[Saved entries]
····················
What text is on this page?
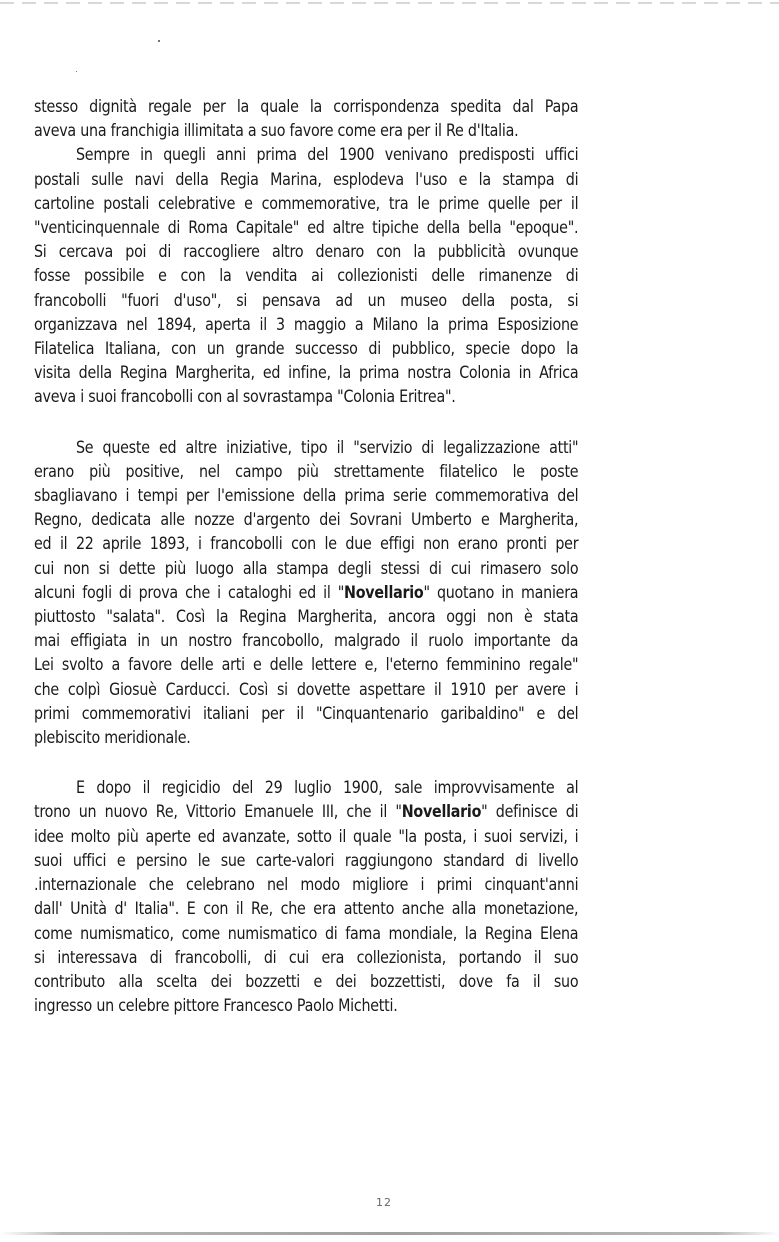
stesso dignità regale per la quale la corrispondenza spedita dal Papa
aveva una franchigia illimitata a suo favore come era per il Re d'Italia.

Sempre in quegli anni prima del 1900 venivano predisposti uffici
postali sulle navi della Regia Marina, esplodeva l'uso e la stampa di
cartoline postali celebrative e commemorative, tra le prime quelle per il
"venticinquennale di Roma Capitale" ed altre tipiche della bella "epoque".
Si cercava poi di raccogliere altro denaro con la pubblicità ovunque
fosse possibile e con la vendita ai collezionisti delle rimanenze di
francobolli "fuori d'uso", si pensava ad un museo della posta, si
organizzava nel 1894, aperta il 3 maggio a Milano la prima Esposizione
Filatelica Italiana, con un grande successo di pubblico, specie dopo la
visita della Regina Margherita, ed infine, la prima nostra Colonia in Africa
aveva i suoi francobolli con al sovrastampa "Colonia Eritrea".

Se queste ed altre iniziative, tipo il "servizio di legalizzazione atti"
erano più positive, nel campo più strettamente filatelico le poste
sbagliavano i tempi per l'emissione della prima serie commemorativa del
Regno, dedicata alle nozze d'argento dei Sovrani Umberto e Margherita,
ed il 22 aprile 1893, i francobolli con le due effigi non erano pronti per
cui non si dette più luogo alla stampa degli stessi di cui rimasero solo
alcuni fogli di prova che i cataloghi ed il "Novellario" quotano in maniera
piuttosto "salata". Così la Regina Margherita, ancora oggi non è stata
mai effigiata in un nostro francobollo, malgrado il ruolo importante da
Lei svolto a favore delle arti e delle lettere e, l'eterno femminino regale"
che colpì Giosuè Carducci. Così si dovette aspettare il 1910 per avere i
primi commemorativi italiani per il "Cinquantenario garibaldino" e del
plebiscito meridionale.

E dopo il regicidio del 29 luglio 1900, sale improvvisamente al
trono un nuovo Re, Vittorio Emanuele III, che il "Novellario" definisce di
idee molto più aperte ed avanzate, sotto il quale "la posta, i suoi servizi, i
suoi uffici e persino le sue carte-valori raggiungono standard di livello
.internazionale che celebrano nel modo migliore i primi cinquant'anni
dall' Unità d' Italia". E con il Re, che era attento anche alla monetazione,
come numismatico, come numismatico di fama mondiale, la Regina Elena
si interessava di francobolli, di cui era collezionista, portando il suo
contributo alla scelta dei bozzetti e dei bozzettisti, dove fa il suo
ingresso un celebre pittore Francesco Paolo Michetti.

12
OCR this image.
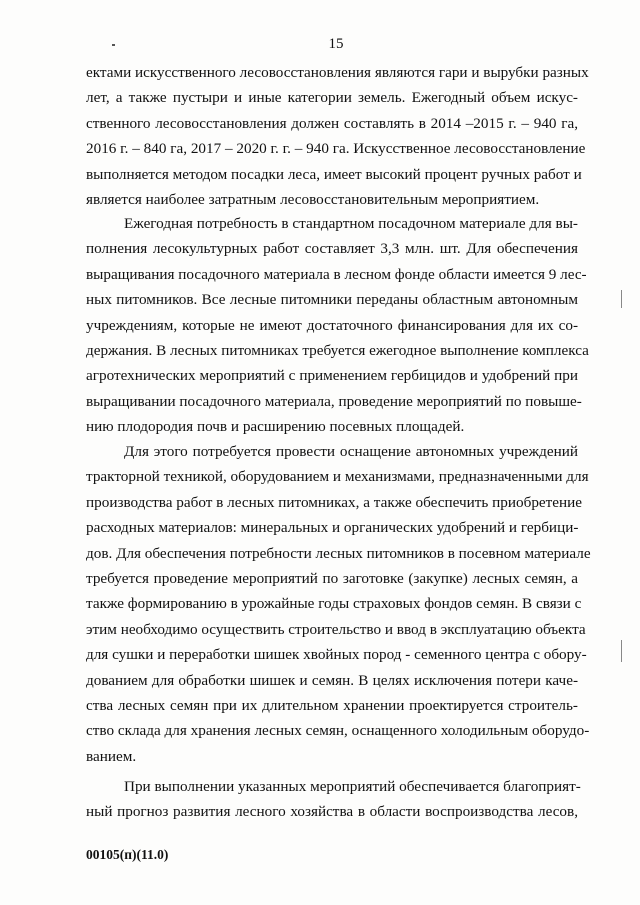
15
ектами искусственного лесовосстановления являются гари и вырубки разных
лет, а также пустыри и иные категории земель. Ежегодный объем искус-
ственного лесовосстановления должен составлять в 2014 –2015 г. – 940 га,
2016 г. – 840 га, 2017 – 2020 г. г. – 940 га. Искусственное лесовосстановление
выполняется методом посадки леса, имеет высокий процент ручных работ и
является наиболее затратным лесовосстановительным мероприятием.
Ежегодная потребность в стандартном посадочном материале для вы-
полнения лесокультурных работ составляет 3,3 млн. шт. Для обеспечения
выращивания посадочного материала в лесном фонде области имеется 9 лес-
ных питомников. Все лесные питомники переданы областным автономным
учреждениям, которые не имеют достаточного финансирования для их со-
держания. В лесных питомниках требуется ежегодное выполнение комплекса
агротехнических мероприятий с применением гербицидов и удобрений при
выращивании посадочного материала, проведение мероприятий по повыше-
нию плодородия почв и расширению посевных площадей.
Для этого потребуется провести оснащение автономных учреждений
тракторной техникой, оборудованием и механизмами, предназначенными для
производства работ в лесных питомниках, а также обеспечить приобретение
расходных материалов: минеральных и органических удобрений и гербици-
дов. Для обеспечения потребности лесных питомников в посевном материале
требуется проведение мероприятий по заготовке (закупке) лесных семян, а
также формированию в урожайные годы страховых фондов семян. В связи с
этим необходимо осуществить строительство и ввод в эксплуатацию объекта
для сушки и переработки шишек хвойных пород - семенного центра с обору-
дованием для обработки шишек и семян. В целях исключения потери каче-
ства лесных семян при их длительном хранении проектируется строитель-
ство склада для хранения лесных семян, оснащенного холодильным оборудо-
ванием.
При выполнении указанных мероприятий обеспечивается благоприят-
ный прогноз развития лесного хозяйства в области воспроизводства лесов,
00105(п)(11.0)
····················
Write out the records above once more, word for word, with no pictures.

What text is on this page?
stesso dignità regale per la quale la corrispondenza spedita dal Papa
aveva una franchigia illimitata a suo favore come era per il Re d'Italia.

Sempre in quegli anni prima del 1900 venivano predisposti uffici
postali sulle navi della Regia Marina, esplodeva l'uso e la stampa di
cartoline postali celebrative e commemorative, tra le prime quelle per il
"venticinquennale di Roma Capitale" ed altre tipiche della bella "epoque".
Si cercava poi di raccogliere altro denaro con la pubblicità ovunque
fosse possibile e con la vendita ai collezionisti delle rimanenze di
francobolli "fuori d'uso", si pensava ad un museo della posta, si
organizzava nel 1894, aperta il 3 maggio a Milano la prima Esposizione
Filatelica Italiana, con un grande successo di pubblico, specie dopo la
visita della Regina Margherita, ed infine, la prima nostra Colonia in Africa
aveva i suoi francobolli con al sovrastampa "Colonia Eritrea".

Se queste ed altre iniziative, tipo il "servizio di legalizzazione atti"
erano più positive, nel campo più strettamente filatelico le poste
sbagliavano i tempi per l'emissione della prima serie commemorativa del
Regno, dedicata alle nozze d'argento dei Sovrani Umberto e Margherita,
ed il 22 aprile 1893, i francobolli con le due effigi non erano pronti per
cui non si dette più luogo alla stampa degli stessi di cui rimasero solo
alcuni fogli di prova che i cataloghi ed il "Novellario" quotano in maniera
piuttosto "salata". Così la Regina Margherita, ancora oggi non è stata
mai effigiata in un nostro francobollo, malgrado il ruolo importante da
Lei svolto a favore delle arti e delle lettere e, l'eterno femminino regale"
che colpì Giosuè Carducci. Così si dovette aspettare il 1910 per avere i
primi commemorativi italiani per il "Cinquantenario garibaldino" e del
plebiscito meridionale.

E dopo il regicidio del 29 luglio 1900, sale improvvisamente al
trono un nuovo Re, Vittorio Emanuele III, che il "Novellario" definisce di
idee molto più aperte ed avanzate, sotto il quale "la posta, i suoi servizi, i
suoi uffici e persino le sue carte-valori raggiungono standard di livello
.internazionale che celebrano nel modo migliore i primi cinquant'anni
dall' Unità d' Italia". E con il Re, che era attento anche alla monetazione,
come numismatico, come numismatico di fama mondiale, la Regina Elena
si interessava di francobolli, di cui era collezionista, portando il suo
contributo alla scelta dei bozzetti e dei bozzettisti, dove fa il suo
ingresso un celebre pittore Francesco Paolo Michetti.

12
OCR this image.
15
ектами искусственного лесовосстановления являются гари и вырубки разных
лет, а также пустыри и иные категории земель. Ежегодный объем искус-
ственного лесовосстановления должен составлять в 2014 –2015 г. – 940 га,
2016 г. – 840 га, 2017 – 2020 г. г. – 940 га. Искусственное лесовосстановление
выполняется методом посадки леса, имеет высокий процент ручных работ и
является наиболее затратным лесовосстановительным мероприятием.
Ежегодная потребность в стандартном посадочном материале для вы-
полнения лесокультурных работ составляет 3,3 млн. шт. Для обеспечения
выращивания посадочного материала в лесном фонде области имеется 9 лес-
ных питомников. Все лесные питомники переданы областным автономным
учреждениям, которые не имеют достаточного финансирования для их со-
держания. В лесных питомниках требуется ежегодное выполнение комплекса
агротехнических мероприятий с применением гербицидов и удобрений при
выращивании посадочного материала, проведение мероприятий по повыше-
нию плодородия почв и расширению посевных площадей.
Для этого потребуется провести оснащение автономных учреждений
тракторной техникой, оборудованием и механизмами, предназначенными для
производства работ в лесных питомниках, а также обеспечить приобретение
расходных материалов: минеральных и органических удобрений и гербици-
дов. Для обеспечения потребности лесных питомников в посевном материале
требуется проведение мероприятий по заготовке (закупке) лесных семян, а
также формированию в урожайные годы страховых фондов семян. В связи с
этим необходимо осуществить строительство и ввод в эксплуатацию объекта
для сушки и переработки шишек хвойных пород - семенного центра с обору-
дованием для обработки шишек и семян. В целях исключения потери каче-
ства лесных семян при их длительном хранении проектируется строитель-
ство склада для хранения лесных семян, оснащенного холодильным оборудо-
ванием.
При выполнении указанных мероприятий обеспечивается благоприят-
ный прогноз развития лесного хозяйства в области воспроизводства лесов,
00105(п)(11.0)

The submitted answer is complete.